Even this anarchical scheme, which was but the reflection of the long-cherished repugnance to central power, a reminiscence of the war-cries of former times, not a creation for the coming age, alarmed Edward Rutledge, who served with industry on the committee with Dickinson. He saw danger in the very thought of an indissoluble league of friendship between the states for their general welfare; saying privately, but deliberately: "If the plan now proposed should be adopted, nothing less than ruin to some colonies. will be the consequence. The idea of destroying all pro

vincial distinctions, and making every thing of the most minute kind bend to what they call the good of the whole, is in other terms to say that these colonies must be subject to the government of the eastern provinces. The force of their arms I hold exceeding cheap, but I confess I dread their overruling influence in council; I dread their low cunning, and those levelling principles which men without character and without fortune in general possess, which are so captivating to the lower class of mankind, and which will occasion such a fluctuation of property as to introduce the greatest disorder. I am resolved to vest the congress with no more power than what is absolutely necessary, and to keep the staff in our own hands; for I am confident, if surrendered into the hands of others, a most pernicious use will be made of it."

Given records:
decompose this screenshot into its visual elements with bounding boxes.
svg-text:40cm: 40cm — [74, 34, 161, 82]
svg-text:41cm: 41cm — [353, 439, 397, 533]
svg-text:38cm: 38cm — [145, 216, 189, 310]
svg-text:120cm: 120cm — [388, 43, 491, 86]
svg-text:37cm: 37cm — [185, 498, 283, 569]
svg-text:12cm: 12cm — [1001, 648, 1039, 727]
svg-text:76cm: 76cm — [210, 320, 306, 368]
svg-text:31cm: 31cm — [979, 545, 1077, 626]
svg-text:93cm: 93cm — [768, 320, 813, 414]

Work to do: List each thing Edward Rutledge says he dreads in the passage about him. The entries have nothing to do with the passage about Edward Rutledge.

The answer:
- The eastern provinces' "overruling influence in council"
- "Their low cunning"
- "Those levelling principles which men without character and without fortune in general possess"